-- EXERCISE DESCRIPTION --
Set the following entries down again exactly, line by line.
======== PROVIDED DATA ========
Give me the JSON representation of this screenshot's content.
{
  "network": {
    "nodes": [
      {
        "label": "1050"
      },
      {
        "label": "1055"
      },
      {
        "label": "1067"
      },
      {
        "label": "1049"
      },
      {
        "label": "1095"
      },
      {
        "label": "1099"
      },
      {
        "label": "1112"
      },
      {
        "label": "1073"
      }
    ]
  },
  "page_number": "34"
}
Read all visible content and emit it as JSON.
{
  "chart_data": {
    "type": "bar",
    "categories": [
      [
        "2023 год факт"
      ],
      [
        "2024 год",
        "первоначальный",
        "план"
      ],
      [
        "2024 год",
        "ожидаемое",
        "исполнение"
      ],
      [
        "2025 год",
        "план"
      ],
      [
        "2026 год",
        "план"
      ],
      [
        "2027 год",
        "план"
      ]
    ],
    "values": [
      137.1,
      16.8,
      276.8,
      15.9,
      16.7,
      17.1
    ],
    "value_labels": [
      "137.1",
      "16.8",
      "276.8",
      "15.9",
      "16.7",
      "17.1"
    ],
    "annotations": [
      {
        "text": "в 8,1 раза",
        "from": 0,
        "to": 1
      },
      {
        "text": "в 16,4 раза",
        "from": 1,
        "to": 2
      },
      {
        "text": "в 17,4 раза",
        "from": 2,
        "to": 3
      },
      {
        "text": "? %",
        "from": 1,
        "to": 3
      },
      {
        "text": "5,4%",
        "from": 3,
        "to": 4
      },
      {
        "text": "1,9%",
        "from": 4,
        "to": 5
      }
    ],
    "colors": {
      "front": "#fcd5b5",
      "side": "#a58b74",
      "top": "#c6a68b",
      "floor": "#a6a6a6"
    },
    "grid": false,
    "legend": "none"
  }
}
========
-- IN RESPONSE --
Give me the JSON representation of this screenshot's content.
{
  "network": {
    "nodes": [
      {
        "label": "1050"
      },
      {
        "label": "1055"
      },
      {
        "label": "1067"
      },
      {
        "label": "1049"
      },
      {
        "label": "1095"
      },
      {
        "label": "1099"
      },
      {
        "label": "1112"
      },
      {
        "label": "1073"
      }
    ]
  },
  "page_number": "34"
}
Read all visible content and emit it as JSON.
{
  "chart_data": {
    "type": "bar",
    "categories": [
      [
        "2023 год факт"
      ],
      [
        "2024 год",
        "первоначальный",
        "план"
      ],
      [
        "2024 год",
        "ожидаемое",
        "исполнение"
      ],
      [
        "2025 год",
        "план"
      ],
      [
        "2026 год",
        "план"
      ],
      [
        "2027 год",
        "план"
      ]
    ],
    "values": [
      137.1,
      16.8,
      276.8,
      15.9,
      16.7,
      17.1
    ],
    "value_labels": [
      "137.1",
      "16.8",
      "276.8",
      "15.9",
      "16.7",
      "17.1"
    ],
    "annotations": [
      {
        "text": "в 8,1 раза",
        "from": 0,
        "to": 1
      },
      {
        "text": "в 16,4 раза",
        "from": 1,
        "to": 2
      },
      {
        "text": "в 17,4 раза",
        "from": 2,
        "to": 3
      },
      {
        "text": "? %",
        "from": 1,
        "to": 3
      },
      {
        "text": "5,4%",
        "from": 3,
        "to": 4
      },
      {
        "text": "1,9%",
        "from": 4,
        "to": 5
      }
    ],
    "colors": {
      "front": "#fcd5b5",
      "side": "#a58b74",
      "top": "#c6a68b",
      "floor": "#a6a6a6"
    },
    "grid": false,
    "legend": "none"
  }
}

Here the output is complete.